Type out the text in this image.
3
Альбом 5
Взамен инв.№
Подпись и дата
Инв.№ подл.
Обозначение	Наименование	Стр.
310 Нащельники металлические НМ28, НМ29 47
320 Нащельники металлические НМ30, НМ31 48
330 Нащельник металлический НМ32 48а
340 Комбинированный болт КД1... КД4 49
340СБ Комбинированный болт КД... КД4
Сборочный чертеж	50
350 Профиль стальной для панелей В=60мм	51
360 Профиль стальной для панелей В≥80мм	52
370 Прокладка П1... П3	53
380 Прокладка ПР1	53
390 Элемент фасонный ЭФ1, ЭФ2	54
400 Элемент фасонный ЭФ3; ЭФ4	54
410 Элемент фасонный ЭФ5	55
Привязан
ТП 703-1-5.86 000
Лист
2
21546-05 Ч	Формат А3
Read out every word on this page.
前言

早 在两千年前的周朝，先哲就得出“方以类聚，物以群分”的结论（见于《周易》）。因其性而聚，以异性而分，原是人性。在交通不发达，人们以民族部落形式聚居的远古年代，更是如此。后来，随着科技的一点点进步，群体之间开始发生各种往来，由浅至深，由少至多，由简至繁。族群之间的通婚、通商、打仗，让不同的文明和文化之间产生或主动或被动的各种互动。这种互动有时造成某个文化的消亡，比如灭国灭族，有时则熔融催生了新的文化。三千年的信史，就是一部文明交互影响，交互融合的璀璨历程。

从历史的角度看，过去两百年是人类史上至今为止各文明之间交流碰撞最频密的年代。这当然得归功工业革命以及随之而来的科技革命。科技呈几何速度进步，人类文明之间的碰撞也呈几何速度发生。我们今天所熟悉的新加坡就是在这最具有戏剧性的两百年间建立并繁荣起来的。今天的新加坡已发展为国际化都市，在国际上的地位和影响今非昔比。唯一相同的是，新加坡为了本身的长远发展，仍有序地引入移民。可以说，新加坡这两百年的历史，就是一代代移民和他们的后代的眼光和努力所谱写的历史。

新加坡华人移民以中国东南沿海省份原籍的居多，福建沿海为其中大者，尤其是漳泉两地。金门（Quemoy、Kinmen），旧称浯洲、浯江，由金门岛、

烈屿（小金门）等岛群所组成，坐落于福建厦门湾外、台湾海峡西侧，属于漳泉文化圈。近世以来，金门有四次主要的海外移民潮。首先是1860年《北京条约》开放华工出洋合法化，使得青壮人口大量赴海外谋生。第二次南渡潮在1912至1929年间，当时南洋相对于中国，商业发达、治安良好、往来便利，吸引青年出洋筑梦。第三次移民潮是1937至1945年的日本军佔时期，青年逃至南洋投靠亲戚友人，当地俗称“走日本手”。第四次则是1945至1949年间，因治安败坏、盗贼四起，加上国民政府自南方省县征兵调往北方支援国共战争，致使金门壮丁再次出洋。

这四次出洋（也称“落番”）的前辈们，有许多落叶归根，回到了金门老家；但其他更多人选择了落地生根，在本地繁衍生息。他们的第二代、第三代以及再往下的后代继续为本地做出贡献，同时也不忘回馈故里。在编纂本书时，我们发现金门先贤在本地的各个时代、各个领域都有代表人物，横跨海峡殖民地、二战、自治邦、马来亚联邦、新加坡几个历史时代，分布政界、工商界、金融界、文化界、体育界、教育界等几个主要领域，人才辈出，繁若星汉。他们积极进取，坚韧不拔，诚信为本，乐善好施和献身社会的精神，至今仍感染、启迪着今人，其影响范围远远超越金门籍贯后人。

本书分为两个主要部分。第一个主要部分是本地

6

○ ○ ○ ○ ○ ○ ○

> **To do**
Pick out the lines containing the word "металлические" and show them.

> **Task output**
310 Нащельники металлические НМ28, НМ29 47
320 Нащельники металлические НМ30, НМ31 48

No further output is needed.